▶ [THE EXERCISE] Filter the entries that follow, copying every line in which the word "santé" appears.

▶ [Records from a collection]

────────────────

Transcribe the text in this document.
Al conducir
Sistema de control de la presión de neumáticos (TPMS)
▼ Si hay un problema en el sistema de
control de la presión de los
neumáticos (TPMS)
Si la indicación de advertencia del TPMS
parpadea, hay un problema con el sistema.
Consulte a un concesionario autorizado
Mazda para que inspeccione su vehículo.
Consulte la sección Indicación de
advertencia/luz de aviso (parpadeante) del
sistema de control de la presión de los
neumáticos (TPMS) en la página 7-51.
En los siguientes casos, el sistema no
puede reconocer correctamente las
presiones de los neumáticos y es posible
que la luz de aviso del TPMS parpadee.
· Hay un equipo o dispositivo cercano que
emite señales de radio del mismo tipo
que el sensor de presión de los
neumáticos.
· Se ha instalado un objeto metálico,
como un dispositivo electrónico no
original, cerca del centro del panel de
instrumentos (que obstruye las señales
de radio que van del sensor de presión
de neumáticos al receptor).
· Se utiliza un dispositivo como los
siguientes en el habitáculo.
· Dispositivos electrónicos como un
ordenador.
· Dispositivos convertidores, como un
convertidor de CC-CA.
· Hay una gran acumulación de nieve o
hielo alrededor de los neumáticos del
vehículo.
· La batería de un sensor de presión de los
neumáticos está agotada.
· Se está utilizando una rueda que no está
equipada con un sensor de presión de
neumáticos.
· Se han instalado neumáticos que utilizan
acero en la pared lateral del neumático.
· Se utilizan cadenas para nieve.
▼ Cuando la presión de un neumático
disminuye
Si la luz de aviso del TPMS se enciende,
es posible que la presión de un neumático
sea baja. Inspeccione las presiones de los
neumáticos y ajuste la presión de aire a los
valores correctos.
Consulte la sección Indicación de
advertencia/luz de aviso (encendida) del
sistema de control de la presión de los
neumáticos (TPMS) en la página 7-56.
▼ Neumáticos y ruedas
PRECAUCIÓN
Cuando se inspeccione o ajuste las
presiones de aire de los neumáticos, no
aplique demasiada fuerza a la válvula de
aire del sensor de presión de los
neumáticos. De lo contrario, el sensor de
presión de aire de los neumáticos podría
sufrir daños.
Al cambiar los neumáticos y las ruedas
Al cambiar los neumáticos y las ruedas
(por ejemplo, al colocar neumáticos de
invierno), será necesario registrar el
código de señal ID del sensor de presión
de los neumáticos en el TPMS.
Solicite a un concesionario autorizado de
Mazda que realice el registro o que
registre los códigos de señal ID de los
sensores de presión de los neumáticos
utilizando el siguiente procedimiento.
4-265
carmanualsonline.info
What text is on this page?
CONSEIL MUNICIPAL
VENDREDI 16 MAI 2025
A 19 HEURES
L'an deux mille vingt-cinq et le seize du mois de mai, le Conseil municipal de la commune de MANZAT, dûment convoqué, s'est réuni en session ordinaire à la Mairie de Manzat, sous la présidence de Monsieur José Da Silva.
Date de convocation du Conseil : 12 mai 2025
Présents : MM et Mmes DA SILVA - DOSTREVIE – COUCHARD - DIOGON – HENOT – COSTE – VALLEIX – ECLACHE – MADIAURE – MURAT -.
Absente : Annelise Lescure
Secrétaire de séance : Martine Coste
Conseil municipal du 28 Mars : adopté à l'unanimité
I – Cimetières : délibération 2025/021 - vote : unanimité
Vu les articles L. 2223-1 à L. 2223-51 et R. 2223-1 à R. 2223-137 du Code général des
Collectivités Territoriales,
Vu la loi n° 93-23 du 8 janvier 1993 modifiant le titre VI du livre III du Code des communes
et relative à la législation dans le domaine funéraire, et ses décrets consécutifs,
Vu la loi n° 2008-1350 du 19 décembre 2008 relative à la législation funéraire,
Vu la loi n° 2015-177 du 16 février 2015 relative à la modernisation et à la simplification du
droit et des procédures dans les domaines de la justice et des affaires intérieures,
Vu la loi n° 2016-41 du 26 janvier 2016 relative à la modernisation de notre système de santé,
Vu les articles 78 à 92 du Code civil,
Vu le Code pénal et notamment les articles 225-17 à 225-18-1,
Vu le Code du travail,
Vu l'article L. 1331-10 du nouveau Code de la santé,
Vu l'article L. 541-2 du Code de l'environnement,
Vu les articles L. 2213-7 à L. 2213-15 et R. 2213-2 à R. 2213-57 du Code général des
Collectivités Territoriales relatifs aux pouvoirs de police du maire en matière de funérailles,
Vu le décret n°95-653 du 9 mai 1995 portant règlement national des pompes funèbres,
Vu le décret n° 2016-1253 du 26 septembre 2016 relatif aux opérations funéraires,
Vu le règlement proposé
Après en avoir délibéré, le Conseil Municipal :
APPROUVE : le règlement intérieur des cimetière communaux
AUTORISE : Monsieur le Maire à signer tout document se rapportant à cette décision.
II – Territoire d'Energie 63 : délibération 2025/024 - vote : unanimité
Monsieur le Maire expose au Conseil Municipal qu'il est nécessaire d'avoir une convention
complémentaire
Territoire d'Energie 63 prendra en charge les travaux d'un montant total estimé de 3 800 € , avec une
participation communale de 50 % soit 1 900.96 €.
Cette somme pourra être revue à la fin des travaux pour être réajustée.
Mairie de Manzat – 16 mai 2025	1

────────────────

▶ [COMPLETED EXERCISE]
Vu la loi n° 2016-41 du 26 janvier 2016 relative à la modernisation de notre système de santé,
Vu l'article L. 1331-10 du nouveau Code de la santé,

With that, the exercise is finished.